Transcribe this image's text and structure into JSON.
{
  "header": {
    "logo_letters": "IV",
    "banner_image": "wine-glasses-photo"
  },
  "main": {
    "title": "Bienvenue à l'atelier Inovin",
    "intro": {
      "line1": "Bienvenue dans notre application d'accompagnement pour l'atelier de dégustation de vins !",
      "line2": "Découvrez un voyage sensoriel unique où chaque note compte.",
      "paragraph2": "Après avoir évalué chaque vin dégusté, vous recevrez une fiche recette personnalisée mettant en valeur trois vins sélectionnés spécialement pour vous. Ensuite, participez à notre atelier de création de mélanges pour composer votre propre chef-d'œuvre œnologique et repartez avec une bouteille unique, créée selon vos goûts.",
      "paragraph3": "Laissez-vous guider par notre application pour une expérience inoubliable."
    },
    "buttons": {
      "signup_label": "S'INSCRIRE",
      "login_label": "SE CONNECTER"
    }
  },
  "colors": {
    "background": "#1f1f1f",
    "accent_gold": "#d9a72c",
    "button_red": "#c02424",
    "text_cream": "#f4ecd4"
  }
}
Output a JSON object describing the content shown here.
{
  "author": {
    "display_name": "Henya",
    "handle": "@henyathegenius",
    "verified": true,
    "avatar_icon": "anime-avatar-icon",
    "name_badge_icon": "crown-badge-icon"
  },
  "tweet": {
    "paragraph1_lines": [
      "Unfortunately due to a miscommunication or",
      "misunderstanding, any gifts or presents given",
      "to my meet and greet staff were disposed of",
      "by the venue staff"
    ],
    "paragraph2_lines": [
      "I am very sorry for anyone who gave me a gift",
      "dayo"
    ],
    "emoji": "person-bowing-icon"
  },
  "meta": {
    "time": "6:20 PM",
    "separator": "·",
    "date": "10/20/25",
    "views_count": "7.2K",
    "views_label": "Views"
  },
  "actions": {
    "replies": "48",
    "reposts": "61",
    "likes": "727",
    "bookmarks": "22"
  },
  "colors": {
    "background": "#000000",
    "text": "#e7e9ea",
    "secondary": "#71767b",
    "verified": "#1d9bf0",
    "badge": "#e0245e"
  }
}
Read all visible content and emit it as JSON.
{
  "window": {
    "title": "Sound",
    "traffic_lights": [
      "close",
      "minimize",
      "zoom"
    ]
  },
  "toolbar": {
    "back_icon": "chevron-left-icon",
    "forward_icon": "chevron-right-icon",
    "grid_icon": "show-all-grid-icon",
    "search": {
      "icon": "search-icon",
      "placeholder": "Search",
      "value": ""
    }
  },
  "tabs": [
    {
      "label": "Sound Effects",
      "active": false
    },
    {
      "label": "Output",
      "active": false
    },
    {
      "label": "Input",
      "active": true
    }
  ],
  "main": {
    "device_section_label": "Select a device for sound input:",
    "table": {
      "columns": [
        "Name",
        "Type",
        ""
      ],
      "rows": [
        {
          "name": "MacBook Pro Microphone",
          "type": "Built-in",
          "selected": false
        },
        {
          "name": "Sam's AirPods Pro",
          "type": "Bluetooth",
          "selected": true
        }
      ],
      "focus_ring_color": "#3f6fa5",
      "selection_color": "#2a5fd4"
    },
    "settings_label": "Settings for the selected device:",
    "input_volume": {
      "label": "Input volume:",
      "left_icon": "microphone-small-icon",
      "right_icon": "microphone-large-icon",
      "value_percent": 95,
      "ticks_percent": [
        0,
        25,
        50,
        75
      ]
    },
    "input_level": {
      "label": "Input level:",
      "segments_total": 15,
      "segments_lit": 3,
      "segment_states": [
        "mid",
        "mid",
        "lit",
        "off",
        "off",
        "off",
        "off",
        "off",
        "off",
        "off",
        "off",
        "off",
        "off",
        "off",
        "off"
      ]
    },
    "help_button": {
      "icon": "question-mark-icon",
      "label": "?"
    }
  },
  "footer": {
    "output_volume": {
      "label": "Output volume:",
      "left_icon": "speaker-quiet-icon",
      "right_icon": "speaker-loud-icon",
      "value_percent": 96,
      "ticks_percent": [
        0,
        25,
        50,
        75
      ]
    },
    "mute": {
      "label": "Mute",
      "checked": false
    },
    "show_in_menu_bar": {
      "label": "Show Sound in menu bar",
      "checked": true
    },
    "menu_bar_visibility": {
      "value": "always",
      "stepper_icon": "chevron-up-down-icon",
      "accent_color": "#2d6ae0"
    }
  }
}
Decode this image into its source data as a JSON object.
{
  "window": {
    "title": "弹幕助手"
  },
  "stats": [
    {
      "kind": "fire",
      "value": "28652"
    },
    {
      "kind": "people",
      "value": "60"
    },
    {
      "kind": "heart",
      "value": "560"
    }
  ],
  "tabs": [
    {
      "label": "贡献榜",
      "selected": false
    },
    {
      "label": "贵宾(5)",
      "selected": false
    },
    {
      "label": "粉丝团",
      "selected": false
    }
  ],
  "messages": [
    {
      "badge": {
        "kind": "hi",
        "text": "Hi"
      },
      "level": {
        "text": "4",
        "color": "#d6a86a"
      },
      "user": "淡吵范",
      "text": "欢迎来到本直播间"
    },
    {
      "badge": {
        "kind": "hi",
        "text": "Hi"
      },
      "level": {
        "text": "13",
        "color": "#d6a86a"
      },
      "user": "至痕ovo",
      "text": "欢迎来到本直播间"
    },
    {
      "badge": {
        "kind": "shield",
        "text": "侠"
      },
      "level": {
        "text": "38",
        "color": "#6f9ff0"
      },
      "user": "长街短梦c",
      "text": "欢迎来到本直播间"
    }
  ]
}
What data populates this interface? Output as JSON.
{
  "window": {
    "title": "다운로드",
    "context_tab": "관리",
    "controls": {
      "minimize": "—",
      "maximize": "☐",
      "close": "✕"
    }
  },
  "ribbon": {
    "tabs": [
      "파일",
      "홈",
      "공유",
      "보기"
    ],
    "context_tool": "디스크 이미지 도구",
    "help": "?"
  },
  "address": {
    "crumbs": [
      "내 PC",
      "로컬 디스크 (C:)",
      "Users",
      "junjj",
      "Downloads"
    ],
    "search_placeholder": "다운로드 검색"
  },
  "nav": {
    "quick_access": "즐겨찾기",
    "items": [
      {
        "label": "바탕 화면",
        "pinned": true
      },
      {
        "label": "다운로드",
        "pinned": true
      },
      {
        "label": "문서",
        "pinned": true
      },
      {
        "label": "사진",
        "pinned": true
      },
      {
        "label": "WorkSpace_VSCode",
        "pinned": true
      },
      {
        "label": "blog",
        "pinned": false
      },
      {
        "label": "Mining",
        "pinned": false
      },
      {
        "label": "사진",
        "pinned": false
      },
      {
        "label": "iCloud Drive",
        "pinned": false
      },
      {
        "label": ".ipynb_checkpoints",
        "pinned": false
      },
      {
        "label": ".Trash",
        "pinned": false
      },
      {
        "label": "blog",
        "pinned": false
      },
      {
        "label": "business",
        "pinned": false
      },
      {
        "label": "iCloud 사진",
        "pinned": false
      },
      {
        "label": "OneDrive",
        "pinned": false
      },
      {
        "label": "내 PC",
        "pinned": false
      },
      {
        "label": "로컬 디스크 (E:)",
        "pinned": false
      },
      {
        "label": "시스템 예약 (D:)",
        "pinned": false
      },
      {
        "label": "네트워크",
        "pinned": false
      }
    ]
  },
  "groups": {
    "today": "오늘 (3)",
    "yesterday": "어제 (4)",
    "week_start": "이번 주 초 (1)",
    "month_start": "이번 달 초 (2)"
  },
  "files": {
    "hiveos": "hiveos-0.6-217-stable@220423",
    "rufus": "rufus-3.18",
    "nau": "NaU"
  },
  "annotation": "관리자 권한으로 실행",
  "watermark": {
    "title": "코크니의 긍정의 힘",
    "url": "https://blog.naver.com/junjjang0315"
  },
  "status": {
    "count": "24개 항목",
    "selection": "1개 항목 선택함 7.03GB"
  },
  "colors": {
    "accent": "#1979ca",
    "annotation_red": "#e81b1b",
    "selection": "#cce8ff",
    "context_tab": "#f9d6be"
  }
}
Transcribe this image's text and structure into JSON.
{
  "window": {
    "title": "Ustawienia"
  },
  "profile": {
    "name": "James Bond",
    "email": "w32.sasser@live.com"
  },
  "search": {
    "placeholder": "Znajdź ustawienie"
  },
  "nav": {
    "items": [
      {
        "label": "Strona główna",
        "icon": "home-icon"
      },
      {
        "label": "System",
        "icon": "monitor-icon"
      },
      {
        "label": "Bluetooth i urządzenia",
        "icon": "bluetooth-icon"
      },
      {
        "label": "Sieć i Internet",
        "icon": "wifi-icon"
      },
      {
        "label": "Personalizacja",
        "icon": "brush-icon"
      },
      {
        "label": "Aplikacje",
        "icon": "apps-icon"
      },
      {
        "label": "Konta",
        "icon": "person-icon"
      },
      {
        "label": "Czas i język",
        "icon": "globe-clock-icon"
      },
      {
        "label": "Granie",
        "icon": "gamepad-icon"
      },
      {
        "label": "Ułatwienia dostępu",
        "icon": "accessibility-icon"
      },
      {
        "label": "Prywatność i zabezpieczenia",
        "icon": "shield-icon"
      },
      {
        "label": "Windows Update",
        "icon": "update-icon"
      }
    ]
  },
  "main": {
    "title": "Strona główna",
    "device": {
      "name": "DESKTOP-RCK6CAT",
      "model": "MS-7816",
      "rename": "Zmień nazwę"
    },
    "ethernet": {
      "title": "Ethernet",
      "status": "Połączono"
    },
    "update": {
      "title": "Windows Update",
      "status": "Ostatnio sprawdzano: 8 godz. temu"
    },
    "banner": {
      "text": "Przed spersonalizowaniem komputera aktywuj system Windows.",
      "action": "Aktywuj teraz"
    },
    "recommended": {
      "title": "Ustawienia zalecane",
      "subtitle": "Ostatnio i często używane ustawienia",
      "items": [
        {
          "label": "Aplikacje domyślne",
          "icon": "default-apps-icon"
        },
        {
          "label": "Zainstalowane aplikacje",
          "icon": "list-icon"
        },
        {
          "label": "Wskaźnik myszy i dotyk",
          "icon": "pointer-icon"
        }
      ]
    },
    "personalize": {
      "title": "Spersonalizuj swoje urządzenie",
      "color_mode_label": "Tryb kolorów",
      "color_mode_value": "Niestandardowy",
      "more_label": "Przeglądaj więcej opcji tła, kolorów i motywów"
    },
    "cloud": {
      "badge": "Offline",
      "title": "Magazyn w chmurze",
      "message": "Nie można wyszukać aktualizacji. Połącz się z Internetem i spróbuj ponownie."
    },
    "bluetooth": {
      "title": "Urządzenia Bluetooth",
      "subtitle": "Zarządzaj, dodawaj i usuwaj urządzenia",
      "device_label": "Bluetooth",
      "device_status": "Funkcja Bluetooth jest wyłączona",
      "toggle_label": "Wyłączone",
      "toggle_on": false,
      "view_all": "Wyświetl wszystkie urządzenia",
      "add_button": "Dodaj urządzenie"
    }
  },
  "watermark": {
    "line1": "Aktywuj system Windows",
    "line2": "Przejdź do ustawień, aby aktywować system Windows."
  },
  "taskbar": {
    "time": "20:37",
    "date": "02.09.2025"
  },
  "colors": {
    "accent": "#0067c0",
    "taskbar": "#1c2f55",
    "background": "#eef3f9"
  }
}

**TASK REQUIREMENTS**
Of the lines in this listing, how many contain "data"? Reply with the number and nothing more.

**RESULT OF THE EXERCISE**
2